(Records)
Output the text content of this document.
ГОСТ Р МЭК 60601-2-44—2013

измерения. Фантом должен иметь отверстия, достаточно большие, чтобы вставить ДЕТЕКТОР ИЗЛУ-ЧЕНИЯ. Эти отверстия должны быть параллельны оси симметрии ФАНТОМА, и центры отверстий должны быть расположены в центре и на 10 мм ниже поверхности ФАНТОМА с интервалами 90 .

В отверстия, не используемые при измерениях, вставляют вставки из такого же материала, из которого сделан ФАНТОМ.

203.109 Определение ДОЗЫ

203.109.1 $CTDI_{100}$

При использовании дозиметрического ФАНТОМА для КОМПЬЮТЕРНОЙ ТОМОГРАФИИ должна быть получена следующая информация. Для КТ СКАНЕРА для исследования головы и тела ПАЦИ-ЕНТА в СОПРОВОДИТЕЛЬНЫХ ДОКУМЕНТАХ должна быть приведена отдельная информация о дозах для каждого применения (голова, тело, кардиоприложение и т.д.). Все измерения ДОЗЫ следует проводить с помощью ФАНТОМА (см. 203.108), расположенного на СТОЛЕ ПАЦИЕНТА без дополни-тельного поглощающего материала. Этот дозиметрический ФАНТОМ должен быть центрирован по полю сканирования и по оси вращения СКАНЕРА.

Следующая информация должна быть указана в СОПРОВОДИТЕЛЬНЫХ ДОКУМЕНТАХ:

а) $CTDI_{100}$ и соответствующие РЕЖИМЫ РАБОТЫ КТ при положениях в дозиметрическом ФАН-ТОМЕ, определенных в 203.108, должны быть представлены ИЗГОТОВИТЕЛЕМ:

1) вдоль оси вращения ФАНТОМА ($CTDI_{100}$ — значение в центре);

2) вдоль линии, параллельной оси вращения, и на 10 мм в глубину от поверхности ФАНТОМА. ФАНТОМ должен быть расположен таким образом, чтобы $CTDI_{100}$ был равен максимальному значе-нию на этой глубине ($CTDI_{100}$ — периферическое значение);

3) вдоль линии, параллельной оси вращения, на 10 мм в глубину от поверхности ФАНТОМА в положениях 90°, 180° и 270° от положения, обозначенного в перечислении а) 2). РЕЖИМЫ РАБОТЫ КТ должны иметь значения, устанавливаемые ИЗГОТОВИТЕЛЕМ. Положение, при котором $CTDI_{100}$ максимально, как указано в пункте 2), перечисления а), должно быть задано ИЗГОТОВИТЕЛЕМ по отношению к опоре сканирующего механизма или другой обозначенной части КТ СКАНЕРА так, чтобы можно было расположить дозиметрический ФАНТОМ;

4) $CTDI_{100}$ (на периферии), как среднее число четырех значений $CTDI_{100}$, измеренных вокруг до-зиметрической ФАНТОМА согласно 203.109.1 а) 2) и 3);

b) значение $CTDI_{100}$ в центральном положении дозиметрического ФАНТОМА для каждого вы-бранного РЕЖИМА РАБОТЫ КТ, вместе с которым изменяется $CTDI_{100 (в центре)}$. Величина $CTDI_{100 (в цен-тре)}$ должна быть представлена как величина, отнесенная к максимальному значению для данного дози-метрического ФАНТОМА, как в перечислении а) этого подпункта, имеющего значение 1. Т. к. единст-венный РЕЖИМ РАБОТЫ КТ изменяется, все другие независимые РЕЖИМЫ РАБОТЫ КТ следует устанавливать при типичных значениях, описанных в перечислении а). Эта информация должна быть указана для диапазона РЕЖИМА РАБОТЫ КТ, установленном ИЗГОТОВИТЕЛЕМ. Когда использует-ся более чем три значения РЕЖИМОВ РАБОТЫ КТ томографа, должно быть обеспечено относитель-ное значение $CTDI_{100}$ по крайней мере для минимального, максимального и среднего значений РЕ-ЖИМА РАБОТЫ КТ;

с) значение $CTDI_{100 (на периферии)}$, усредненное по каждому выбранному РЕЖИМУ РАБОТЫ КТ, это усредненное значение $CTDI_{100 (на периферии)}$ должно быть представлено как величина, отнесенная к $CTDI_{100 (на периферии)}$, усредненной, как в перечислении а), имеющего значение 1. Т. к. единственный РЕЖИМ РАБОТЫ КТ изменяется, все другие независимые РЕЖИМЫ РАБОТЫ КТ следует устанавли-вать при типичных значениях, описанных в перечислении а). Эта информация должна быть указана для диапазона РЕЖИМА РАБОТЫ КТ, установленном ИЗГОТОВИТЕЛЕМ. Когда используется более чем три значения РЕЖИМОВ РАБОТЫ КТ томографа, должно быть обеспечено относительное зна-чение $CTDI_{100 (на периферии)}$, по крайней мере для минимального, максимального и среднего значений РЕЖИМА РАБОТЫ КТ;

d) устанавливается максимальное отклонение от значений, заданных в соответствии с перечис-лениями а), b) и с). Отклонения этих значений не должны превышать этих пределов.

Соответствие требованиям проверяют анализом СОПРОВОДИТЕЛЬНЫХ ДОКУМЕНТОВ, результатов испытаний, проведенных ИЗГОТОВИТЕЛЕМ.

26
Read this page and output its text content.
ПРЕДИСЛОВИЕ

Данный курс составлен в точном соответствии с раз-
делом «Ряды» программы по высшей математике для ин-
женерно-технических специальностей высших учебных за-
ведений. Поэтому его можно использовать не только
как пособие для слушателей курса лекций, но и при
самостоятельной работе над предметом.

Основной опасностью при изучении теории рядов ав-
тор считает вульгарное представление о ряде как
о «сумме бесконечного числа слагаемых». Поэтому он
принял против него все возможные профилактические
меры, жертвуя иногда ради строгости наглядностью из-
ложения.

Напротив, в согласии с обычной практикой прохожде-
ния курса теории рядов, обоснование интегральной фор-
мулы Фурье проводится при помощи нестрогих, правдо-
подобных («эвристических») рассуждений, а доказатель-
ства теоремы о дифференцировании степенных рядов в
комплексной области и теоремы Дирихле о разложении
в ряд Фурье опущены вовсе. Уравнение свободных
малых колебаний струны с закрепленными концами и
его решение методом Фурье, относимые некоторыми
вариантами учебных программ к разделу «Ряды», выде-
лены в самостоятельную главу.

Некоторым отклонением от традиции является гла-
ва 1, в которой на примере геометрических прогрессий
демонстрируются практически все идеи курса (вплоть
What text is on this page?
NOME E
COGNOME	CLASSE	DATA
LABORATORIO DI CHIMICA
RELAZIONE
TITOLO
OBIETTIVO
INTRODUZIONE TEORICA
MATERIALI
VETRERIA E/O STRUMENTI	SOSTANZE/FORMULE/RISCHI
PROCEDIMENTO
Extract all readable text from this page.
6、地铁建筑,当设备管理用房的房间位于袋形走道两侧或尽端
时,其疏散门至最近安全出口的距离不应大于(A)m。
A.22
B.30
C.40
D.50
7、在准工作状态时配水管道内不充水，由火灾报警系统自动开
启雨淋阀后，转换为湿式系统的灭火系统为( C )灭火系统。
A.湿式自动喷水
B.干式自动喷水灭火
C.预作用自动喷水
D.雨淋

(What to do)
Repeat every record exactly as written, please.

(Right answer)
Output the text content of this document.
ГОСТ Р МЭК 60601-2-44—2013

измерения. Фантом должен иметь отверстия, достаточно большие, чтобы вставить ДЕТЕКТОР ИЗЛУ-ЧЕНИЯ. Эти отверстия должны быть параллельны оси симметрии ФАНТОМА, и центры отверстий должны быть расположены в центре и на 10 мм ниже поверхности ФАНТОМА с интервалами 90 .

В отверстия, не используемые при измерениях, вставляют вставки из такого же материала, из которого сделан ФАНТОМ.

203.109 Определение ДОЗЫ

203.109.1 $CTDI_{100}$

При использовании дозиметрического ФАНТОМА для КОМПЬЮТЕРНОЙ ТОМОГРАФИИ должна быть получена следующая информация. Для КТ СКАНЕРА для исследования головы и тела ПАЦИ-ЕНТА в СОПРОВОДИТЕЛЬНЫХ ДОКУМЕНТАХ должна быть приведена отдельная информация о дозах для каждого применения (голова, тело, кардиоприложение и т.д.). Все измерения ДОЗЫ следует проводить с помощью ФАНТОМА (см. 203.108), расположенного на СТОЛЕ ПАЦИЕНТА без дополни-тельного поглощающего материала. Этот дозиметрический ФАНТОМ должен быть центрирован по полю сканирования и по оси вращения СКАНЕРА.

Следующая информация должна быть указана в СОПРОВОДИТЕЛЬНЫХ ДОКУМЕНТАХ:

а) $CTDI_{100}$ и соответствующие РЕЖИМЫ РАБОТЫ КТ при положениях в дозиметрическом ФАН-ТОМЕ, определенных в 203.108, должны быть представлены ИЗГОТОВИТЕЛЕМ:

1) вдоль оси вращения ФАНТОМА ($CTDI_{100}$ — значение в центре);

2) вдоль линии, параллельной оси вращения, и на 10 мм в глубину от поверхности ФАНТОМА. ФАНТОМ должен быть расположен таким образом, чтобы $CTDI_{100}$ был равен максимальному значе-нию на этой глубине ($CTDI_{100}$ — периферическое значение);

3) вдоль линии, параллельной оси вращения, на 10 мм в глубину от поверхности ФАНТОМА в положениях 90°, 180° и 270° от положения, обозначенного в перечислении а) 2). РЕЖИМЫ РАБОТЫ КТ должны иметь значения, устанавливаемые ИЗГОТОВИТЕЛЕМ. Положение, при котором $CTDI_{100}$ максимально, как указано в пункте 2), перечисления а), должно быть задано ИЗГОТОВИТЕЛЕМ по отношению к опоре сканирующего механизма или другой обозначенной части КТ СКАНЕРА так, чтобы можно было расположить дозиметрический ФАНТОМ;

4) $CTDI_{100}$ (на периферии), как среднее число четырех значений $CTDI_{100}$, измеренных вокруг до-зиметрической ФАНТОМА согласно 203.109.1 а) 2) и 3);

b) значение $CTDI_{100}$ в центральном положении дозиметрического ФАНТОМА для каждого вы-бранного РЕЖИМА РАБОТЫ КТ, вместе с которым изменяется $CTDI_{100 (в центре)}$. Величина $CTDI_{100 (в цен-тре)}$ должна быть представлена как величина, отнесенная к максимальному значению для данного дози-метрического ФАНТОМА, как в перечислении а) этого подпункта, имеющего значение 1. Т. к. единст-венный РЕЖИМ РАБОТЫ КТ изменяется, все другие независимые РЕЖИМЫ РАБОТЫ КТ следует устанавливать при типичных значениях, описанных в перечислении а). Эта информация должна быть указана для диапазона РЕЖИМА РАБОТЫ КТ, установленном ИЗГОТОВИТЕЛЕМ. Когда использует-ся более чем три значения РЕЖИМОВ РАБОТЫ КТ томографа, должно быть обеспечено относитель-ное значение $CTDI_{100}$ по крайней мере для минимального, максимального и среднего значений РЕ-ЖИМА РАБОТЫ КТ;

с) значение $CTDI_{100 (на периферии)}$, усредненное по каждому выбранному РЕЖИМУ РАБОТЫ КТ, это усредненное значение $CTDI_{100 (на периферии)}$ должно быть представлено как величина, отнесенная к $CTDI_{100 (на периферии)}$, усредненной, как в перечислении а), имеющего значение 1. Т. к. единственный РЕЖИМ РАБОТЫ КТ изменяется, все другие независимые РЕЖИМЫ РАБОТЫ КТ следует устанавли-вать при типичных значениях, описанных в перечислении а). Эта информация должна быть указана для диапазона РЕЖИМА РАБОТЫ КТ, установленном ИЗГОТОВИТЕЛЕМ. Когда используется более чем три значения РЕЖИМОВ РАБОТЫ КТ томографа, должно быть обеспечено относительное зна-чение $CTDI_{100 (на периферии)}$, по крайней мере для минимального, максимального и среднего значений РЕЖИМА РАБОТЫ КТ;

d) устанавливается максимальное отклонение от значений, заданных в соответствии с перечис-лениями а), b) и с). Отклонения этих значений не должны превышать этих пределов.

Соответствие требованиям проверяют анализом СОПРОВОДИТЕЛЬНЫХ ДОКУМЕНТОВ, результатов испытаний, проведенных ИЗГОТОВИТЕЛЕМ.

26
Read this page and output its text content.
ПРЕДИСЛОВИЕ

Данный курс составлен в точном соответствии с раз-
делом «Ряды» программы по высшей математике для ин-
женерно-технических специальностей высших учебных за-
ведений. Поэтому его можно использовать не только
как пособие для слушателей курса лекций, но и при
самостоятельной работе над предметом.

Основной опасностью при изучении теории рядов ав-
тор считает вульгарное представление о ряде как
о «сумме бесконечного числа слагаемых». Поэтому он
принял против него все возможные профилактические
меры, жертвуя иногда ради строгости наглядностью из-
ложения.

Напротив, в согласии с обычной практикой прохожде-
ния курса теории рядов, обоснование интегральной фор-
мулы Фурье проводится при помощи нестрогих, правдо-
подобных («эвристических») рассуждений, а доказатель-
ства теоремы о дифференцировании степенных рядов в
комплексной области и теоремы Дирихле о разложении
в ряд Фурье опущены вовсе. Уравнение свободных
малых колебаний струны с закрепленными концами и
его решение методом Фурье, относимые некоторыми
вариантами учебных программ к разделу «Ряды», выде-
лены в самостоятельную главу.

Некоторым отклонением от традиции является гла-
ва 1, в которой на примере геометрических прогрессий
демонстрируются практически все идеи курса (вплоть
What text is on this page?
NOME E
COGNOME	CLASSE	DATA
LABORATORIO DI CHIMICA
RELAZIONE
TITOLO
OBIETTIVO
INTRODUZIONE TEORICA
MATERIALI
VETRERIA E/O STRUMENTI	SOSTANZE/FORMULE/RISCHI
PROCEDIMENTO
Extract all readable text from this page.
6、地铁建筑,当设备管理用房的房间位于袋形走道两侧或尽端
时,其疏散门至最近安全出口的距离不应大于(A)m。
A.22
B.30
C.40
D.50
7、在准工作状态时配水管道内不充水，由火灾报警系统自动开
启雨淋阀后，转换为湿式系统的灭火系统为( C )灭火系统。
A.湿式自动喷水
B.干式自动喷水灭火
C.预作用自动喷水
D.雨淋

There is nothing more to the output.